• **Goal**: Write out all the entries word for word, but skip any images.

• **Given records**:
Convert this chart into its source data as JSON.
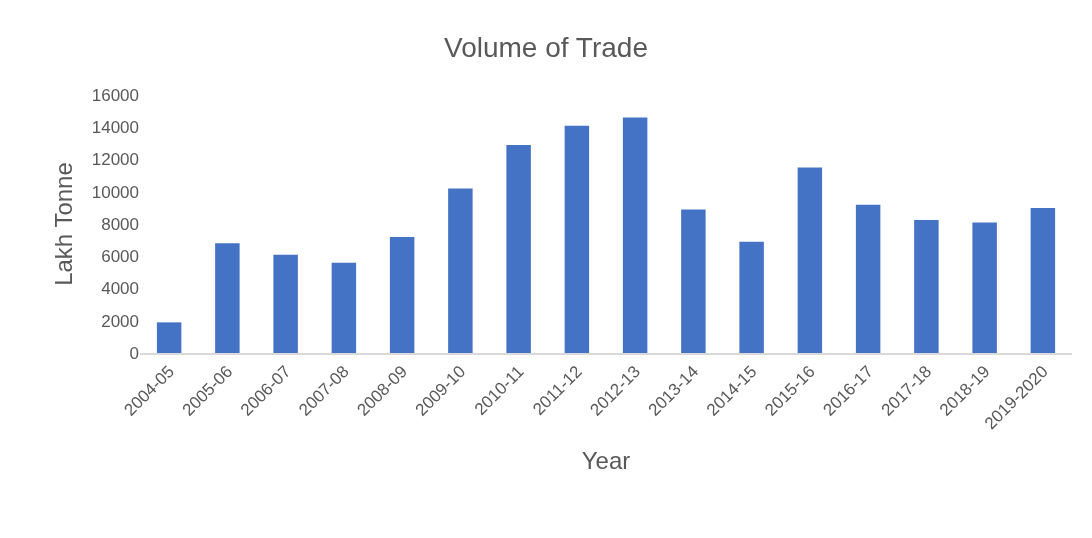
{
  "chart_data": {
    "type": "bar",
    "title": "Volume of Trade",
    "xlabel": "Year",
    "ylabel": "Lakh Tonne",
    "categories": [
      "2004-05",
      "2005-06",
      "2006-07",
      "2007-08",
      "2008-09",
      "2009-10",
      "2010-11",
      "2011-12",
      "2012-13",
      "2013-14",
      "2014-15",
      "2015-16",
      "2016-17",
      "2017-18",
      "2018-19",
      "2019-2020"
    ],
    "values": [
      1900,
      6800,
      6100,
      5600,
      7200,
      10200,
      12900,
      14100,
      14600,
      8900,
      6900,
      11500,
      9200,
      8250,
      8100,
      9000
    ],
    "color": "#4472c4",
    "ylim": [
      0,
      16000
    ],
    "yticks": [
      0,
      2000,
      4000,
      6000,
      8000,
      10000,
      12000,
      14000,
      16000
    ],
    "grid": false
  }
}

• **Task result**:
Convert this chart into its source data as JSON.
{
  "chart_data": {
    "type": "bar",
    "title": "Volume of Trade",
    "xlabel": "Year",
    "ylabel": "Lakh Tonne",
    "categories": [
      "2004-05",
      "2005-06",
      "2006-07",
      "2007-08",
      "2008-09",
      "2009-10",
      "2010-11",
      "2011-12",
      "2012-13",
      "2013-14",
      "2014-15",
      "2015-16",
      "2016-17",
      "2017-18",
      "2018-19",
      "2019-2020"
    ],
    "values": [
      1900,
      6800,
      6100,
      5600,
      7200,
      10200,
      12900,
      14100,
      14600,
      8900,
      6900,
      11500,
      9200,
      8250,
      8100,
      9000
    ],
    "color": "#4472c4",
    "ylim": [
      0,
      16000
    ],
    "yticks": [
      0,
      2000,
      4000,
      6000,
      8000,
      10000,
      12000,
      14000,
      16000
    ],
    "grid": false
  }
}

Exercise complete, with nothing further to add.